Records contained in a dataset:
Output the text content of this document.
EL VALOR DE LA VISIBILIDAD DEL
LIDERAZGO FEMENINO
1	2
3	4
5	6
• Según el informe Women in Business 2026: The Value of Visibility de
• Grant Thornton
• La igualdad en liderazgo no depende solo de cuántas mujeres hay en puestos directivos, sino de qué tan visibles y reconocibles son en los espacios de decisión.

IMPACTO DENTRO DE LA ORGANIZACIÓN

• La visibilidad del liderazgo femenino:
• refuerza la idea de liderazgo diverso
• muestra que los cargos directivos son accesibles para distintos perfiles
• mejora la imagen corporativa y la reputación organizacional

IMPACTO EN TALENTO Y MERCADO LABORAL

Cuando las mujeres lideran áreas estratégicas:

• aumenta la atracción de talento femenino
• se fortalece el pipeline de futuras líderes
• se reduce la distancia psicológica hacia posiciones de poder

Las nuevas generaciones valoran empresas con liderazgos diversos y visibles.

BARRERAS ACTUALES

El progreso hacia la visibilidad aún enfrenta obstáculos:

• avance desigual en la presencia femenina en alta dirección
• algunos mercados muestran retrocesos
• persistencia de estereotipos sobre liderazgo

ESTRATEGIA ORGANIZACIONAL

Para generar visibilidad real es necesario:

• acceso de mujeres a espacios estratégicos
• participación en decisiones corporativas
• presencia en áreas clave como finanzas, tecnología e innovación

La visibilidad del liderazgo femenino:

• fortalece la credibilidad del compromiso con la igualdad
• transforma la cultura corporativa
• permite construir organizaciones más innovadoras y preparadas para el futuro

§ **EXERCISE GOAL**
Repeat every record, exactly as written.

§ **TASK RESULT**
Output the text content of this document.
EL VALOR DE LA VISIBILIDAD DEL
LIDERAZGO FEMENINO
1	2
3	4
5	6
• Según el informe Women in Business 2026: The Value of Visibility de
• Grant Thornton
• La igualdad en liderazgo no depende solo de cuántas mujeres hay en puestos directivos, sino de qué tan visibles y reconocibles son en los espacios de decisión.

IMPACTO DENTRO DE LA ORGANIZACIÓN

• La visibilidad del liderazgo femenino:
• refuerza la idea de liderazgo diverso
• muestra que los cargos directivos son accesibles para distintos perfiles
• mejora la imagen corporativa y la reputación organizacional

IMPACTO EN TALENTO Y MERCADO LABORAL

Cuando las mujeres lideran áreas estratégicas:

• aumenta la atracción de talento femenino
• se fortalece el pipeline de futuras líderes
• se reduce la distancia psicológica hacia posiciones de poder

Las nuevas generaciones valoran empresas con liderazgos diversos y visibles.

BARRERAS ACTUALES

El progreso hacia la visibilidad aún enfrenta obstáculos:

• avance desigual en la presencia femenina en alta dirección
• algunos mercados muestran retrocesos
• persistencia de estereotipos sobre liderazgo

ESTRATEGIA ORGANIZACIONAL

Para generar visibilidad real es necesario:

• acceso de mujeres a espacios estratégicos
• participación en decisiones corporativas
• presencia en áreas clave como finanzas, tecnología e innovación

La visibilidad del liderazgo femenino:

• fortalece la credibilidad del compromiso con la igualdad
• transforma la cultura corporativa
• permite construir organizaciones más innovadoras y preparadas para el futuro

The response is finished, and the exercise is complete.